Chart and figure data
##########

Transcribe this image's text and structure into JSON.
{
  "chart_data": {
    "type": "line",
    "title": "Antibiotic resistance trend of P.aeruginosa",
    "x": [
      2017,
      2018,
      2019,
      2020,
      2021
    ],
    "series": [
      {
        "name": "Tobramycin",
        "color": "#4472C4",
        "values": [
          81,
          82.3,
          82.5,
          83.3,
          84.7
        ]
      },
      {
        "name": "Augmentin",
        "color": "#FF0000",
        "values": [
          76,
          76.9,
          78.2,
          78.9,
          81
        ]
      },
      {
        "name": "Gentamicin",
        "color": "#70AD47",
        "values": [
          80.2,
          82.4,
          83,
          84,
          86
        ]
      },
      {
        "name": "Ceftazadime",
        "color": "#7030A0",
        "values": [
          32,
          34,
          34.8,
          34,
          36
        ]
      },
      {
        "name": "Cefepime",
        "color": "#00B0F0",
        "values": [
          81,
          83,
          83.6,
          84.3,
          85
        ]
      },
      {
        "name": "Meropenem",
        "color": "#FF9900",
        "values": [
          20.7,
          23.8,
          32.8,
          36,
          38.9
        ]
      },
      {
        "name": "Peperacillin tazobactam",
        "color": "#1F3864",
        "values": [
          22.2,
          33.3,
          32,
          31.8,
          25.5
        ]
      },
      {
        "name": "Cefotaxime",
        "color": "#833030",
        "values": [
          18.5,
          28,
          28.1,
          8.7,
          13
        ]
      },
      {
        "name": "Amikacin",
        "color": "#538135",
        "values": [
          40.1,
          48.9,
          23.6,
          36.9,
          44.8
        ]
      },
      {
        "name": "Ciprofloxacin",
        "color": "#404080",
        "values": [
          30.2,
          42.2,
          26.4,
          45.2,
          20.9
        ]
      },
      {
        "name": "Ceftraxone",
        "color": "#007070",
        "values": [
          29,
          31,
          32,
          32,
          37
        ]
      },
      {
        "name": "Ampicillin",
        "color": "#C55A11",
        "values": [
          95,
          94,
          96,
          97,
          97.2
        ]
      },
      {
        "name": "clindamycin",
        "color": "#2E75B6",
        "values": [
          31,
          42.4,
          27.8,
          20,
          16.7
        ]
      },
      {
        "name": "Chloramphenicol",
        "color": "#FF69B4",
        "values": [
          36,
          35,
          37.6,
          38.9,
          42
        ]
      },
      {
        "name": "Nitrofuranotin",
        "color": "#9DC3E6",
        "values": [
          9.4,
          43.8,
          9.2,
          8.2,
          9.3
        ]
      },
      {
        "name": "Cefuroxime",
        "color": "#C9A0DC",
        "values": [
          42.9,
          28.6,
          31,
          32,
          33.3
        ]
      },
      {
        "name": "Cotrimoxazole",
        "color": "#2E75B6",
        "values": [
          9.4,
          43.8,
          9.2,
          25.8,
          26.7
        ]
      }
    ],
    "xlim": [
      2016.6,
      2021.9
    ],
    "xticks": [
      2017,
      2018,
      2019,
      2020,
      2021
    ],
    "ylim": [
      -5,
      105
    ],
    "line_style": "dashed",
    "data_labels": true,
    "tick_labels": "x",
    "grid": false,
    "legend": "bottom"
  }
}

##########

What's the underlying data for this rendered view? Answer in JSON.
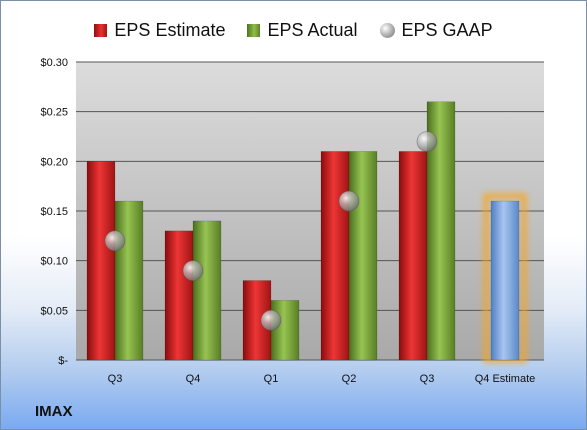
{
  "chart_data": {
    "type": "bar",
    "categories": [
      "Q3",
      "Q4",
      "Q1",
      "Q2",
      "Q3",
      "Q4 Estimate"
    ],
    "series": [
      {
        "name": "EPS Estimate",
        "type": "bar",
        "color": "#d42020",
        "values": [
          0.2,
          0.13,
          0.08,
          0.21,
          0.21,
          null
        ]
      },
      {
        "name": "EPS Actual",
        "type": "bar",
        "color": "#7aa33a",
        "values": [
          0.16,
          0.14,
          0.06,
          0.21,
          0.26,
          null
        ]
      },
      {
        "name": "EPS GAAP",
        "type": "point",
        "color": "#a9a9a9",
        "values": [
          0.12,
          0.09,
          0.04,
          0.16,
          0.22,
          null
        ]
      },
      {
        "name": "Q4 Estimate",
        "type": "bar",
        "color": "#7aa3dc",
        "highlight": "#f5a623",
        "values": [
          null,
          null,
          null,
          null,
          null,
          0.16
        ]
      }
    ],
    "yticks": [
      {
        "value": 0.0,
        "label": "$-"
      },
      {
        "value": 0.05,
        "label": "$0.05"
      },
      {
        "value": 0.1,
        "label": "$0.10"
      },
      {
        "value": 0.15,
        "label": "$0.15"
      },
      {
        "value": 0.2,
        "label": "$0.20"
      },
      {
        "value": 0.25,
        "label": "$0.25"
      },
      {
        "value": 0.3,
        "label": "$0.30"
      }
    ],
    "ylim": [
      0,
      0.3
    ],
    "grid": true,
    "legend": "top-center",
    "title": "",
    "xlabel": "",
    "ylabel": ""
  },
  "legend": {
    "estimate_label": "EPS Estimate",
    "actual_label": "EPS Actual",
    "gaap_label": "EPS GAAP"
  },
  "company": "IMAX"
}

##########

§ **WHAT NEEDS TO BE DONE**:
Search the data above for lines holding "title" and copy each of them.

§ **FULL ANSWER**:
    "title": "Antibiotic resistance trend of P.aeruginosa",
    "title": "",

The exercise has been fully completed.